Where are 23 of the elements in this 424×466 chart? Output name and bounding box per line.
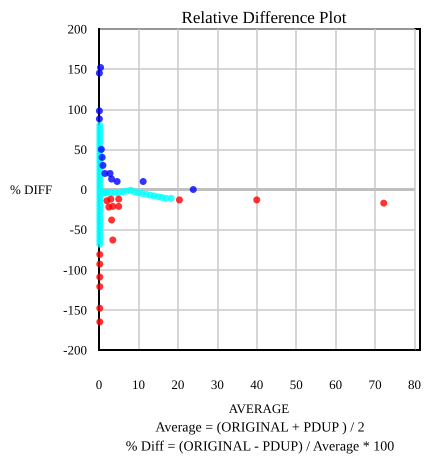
x-tick-label: 50 <box>290 377 303 392</box>
y-tick-label: 50 <box>74 142 87 157</box>
y-tick-label: 100 <box>68 102 87 117</box>
x-tick-label: 10 <box>132 377 145 392</box>
text: Average = (ORIGINAL + PDUP ) / 2 <box>155 420 365 436</box>
y-tick-label: 150 <box>68 62 87 77</box>
x-tick-label: 70 <box>368 377 382 392</box>
y-tick-label: -150 <box>63 302 87 318</box>
x-tick-label: 80 <box>408 377 421 392</box>
y-tick-label: 200 <box>68 22 87 36</box>
x-tick-label: 20 <box>171 377 184 392</box>
x-tick-label: 60 <box>329 377 342 392</box>
y-tick-label: 0 <box>80 182 87 197</box>
x-tick-label: 30 <box>210 377 224 392</box>
y-tick-label: -50 <box>70 222 87 238</box>
text: % Diff = (ORIGINAL - PDUP) / Average * 100 <box>126 440 394 454</box>
x-tick-label: 0 <box>96 377 102 392</box>
y-tick-label: -100 <box>63 262 87 278</box>
chart-title: Relative Difference Plot <box>182 8 347 27</box>
x-tick-label: 40 <box>250 377 264 392</box>
y-axis-title: % DIFF <box>10 182 52 197</box>
y-tick-label: -200 <box>63 342 87 358</box>
x-axis-title: AVERAGE <box>228 401 290 416</box>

☆ ☆ ☆ ☆

* **WHAT YOU ARE ASKED TO DO**
Please repeat every row above word for word, but leave out the picture.

* **COMPLETED TASK**
Where are 23 of the elements in this 424×466 chart? Output name and bounding box per line.
x-tick-label: 50 <box>290 377 303 392</box>
y-tick-label: 50 <box>74 142 87 157</box>
y-tick-label: 100 <box>68 102 87 117</box>
x-tick-label: 10 <box>132 377 145 392</box>
text: Average = (ORIGINAL + PDUP ) / 2 <box>155 420 365 436</box>
y-tick-label: 150 <box>68 62 87 77</box>
x-tick-label: 70 <box>368 377 382 392</box>
y-tick-label: -150 <box>63 302 87 318</box>
x-tick-label: 80 <box>408 377 421 392</box>
y-tick-label: 200 <box>68 22 87 36</box>
x-tick-label: 20 <box>171 377 184 392</box>
x-tick-label: 60 <box>329 377 342 392</box>
y-tick-label: 0 <box>80 182 87 197</box>
x-tick-label: 30 <box>210 377 224 392</box>
y-tick-label: -50 <box>70 222 87 238</box>
text: % Diff = (ORIGINAL - PDUP) / Average * 100 <box>126 440 394 454</box>
x-tick-label: 0 <box>96 377 102 392</box>
y-tick-label: -100 <box>63 262 87 278</box>
chart-title: Relative Difference Plot <box>182 8 347 27</box>
x-tick-label: 40 <box>250 377 264 392</box>
y-axis-title: % DIFF <box>10 182 52 197</box>
y-tick-label: -200 <box>63 342 87 358</box>
x-axis-title: AVERAGE <box>228 401 290 416</box>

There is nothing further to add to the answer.